PAGE EXCERPT:
>>
= Thomas Klockgether =

Thomas Klockgether is a German neurologist who has worked in clinical research and neurodegenerative diseases. He has held academic and research positions, including serving as the Director of Clinical Research at the German Center for Neurodegenerative Diseases (DZNE) and as Professor and Chair of Neurology at the University of Bonn.

==Education ==

Klockgether studied medicine at the University of Göttingen from 1974 to 1980. He later pursued specialization in neurology, earning his board certification at the Department of Neurology, University of Tübingen, between 1987 and 1991. In 1991, he completed his habilitation at the University of Tübingen.

==Career==
From 1987 to 1991, Klockgether trained in neurology at the University of Tübingen, where he expanded his research to include degenerative ataxias while continuing his work on Parkinson's disease. In 1991, he obtained board certification in neurology and was appointed senior physician and lecturer at the University of Tübingen.
<<
INSTRUCTIONS:
a: Rework the biography of Thomas Klockgether, starting at the words "Klockgether studied medicine" and ending after "lecturer at the University of Tübingen.", with "senior physician" changed to "attending physician".
b: Pick up the biography of Thomas Klockgether right after its last sentence and continue writing it.

Extracted data entries
>>
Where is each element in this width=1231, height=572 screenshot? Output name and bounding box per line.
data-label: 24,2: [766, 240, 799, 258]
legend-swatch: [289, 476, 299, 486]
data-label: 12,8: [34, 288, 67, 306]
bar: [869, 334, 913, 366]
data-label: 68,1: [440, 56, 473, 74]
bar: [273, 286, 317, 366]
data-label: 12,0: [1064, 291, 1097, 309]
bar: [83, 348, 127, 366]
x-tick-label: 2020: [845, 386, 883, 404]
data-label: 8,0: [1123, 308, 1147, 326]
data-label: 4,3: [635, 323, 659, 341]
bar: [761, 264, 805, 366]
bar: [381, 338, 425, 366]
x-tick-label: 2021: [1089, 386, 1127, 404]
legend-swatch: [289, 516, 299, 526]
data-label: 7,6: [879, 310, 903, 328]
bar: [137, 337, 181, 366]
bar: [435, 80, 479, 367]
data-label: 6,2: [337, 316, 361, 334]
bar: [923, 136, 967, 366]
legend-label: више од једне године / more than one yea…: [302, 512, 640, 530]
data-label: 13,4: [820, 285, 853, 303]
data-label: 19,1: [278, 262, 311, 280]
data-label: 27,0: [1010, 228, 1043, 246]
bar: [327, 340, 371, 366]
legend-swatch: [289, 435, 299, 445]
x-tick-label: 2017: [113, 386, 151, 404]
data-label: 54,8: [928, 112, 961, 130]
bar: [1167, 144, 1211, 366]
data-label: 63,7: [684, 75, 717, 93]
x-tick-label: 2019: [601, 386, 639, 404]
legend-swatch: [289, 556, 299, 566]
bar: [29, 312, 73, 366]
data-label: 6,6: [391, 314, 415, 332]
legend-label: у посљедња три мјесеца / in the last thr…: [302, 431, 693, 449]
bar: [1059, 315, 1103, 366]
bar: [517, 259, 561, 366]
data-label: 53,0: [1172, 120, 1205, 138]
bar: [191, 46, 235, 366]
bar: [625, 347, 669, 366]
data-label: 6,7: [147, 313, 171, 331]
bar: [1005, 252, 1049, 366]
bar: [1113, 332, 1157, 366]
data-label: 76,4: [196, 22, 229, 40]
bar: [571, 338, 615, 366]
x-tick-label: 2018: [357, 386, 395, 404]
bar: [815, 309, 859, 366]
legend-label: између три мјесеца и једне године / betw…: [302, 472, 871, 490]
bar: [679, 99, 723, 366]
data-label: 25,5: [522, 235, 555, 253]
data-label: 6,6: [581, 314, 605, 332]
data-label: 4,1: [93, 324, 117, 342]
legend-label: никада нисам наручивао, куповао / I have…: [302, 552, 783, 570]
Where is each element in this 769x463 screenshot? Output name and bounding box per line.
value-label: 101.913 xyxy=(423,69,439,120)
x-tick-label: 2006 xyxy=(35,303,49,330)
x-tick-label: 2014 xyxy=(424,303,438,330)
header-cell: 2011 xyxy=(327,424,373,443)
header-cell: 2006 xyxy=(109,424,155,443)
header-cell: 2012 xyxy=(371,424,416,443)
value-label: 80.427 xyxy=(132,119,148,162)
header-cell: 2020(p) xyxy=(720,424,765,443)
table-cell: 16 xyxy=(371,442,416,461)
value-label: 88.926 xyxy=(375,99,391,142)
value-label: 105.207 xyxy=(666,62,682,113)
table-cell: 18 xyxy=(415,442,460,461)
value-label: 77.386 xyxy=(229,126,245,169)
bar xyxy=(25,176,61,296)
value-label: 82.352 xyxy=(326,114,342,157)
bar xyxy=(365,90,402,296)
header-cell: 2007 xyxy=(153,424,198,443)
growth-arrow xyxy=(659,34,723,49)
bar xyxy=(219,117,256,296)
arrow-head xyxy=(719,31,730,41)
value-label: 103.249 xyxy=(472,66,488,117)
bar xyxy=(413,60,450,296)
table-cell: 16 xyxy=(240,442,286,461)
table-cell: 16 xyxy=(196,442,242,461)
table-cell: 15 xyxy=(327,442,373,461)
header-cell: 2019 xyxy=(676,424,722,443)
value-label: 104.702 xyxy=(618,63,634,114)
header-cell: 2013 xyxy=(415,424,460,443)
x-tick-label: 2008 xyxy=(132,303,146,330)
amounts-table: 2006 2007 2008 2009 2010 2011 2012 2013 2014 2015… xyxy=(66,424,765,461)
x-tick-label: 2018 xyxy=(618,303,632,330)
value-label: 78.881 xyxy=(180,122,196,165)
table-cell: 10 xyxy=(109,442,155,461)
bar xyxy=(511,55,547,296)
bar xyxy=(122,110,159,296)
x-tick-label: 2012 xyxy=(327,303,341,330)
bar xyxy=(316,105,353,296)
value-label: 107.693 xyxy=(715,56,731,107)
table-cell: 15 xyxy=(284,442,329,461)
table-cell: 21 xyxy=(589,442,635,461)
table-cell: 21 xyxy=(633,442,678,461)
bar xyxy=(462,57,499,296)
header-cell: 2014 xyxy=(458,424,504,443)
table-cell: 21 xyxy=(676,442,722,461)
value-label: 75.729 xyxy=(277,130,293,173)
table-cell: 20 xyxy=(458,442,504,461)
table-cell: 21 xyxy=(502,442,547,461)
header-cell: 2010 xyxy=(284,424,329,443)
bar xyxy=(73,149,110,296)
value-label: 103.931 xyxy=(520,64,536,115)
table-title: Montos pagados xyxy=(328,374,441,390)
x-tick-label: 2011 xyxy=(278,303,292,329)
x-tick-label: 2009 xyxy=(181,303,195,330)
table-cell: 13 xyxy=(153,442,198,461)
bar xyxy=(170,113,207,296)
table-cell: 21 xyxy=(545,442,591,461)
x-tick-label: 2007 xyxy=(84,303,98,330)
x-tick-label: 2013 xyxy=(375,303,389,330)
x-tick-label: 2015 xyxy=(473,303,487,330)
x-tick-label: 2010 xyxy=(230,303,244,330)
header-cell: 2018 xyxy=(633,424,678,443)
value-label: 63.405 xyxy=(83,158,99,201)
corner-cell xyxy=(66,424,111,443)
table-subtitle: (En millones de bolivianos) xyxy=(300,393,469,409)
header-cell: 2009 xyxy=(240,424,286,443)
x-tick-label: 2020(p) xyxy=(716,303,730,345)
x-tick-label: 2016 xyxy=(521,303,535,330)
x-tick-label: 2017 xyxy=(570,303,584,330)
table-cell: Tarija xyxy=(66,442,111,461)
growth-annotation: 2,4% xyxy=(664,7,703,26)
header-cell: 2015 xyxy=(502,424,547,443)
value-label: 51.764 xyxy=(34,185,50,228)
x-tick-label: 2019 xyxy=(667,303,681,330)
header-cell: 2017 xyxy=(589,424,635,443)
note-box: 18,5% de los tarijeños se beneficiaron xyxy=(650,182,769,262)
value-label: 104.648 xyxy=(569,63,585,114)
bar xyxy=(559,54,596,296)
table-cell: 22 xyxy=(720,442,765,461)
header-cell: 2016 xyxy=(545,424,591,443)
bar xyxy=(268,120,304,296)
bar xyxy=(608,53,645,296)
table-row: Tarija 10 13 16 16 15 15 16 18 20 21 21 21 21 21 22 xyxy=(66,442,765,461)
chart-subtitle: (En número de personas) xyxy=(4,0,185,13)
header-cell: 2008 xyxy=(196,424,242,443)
<<
ANSWERS TO THE EXERCISES:
a:
Klockgether studied medicine at the University of Göttingen from 1974 to 1980. He later pursued specialization in neurology, earning his board certification at the Department of Neurology, University of Tübingen, between 1987 and 1991. In 1991, he completed his habilitation at the University of Tübingen.

==Career==
From 1987 to 1991, Klockgether trained in neurology at the University of Tübingen, where he expanded his research to include degenerative ataxias while continuing his work on Parkinson's disease. In 1991, he obtained board certification in neurology and was appointed attending physician and lecturer at the University of Tübingen.

b:
In 1998, he became Professor and Chair of Neurology at the University of Bonn, a position he held until 2024. From 2008 to 2011, he served as the Dean of the Medical Faculty at the University of Bonn. In 2011, he became the Director of Clinical Research at the German Center for Neurodegenerative Diseases (DZNE), a role he held until 2024. Between 2004 and 2008, he was also a section editor for Experimental Neurology.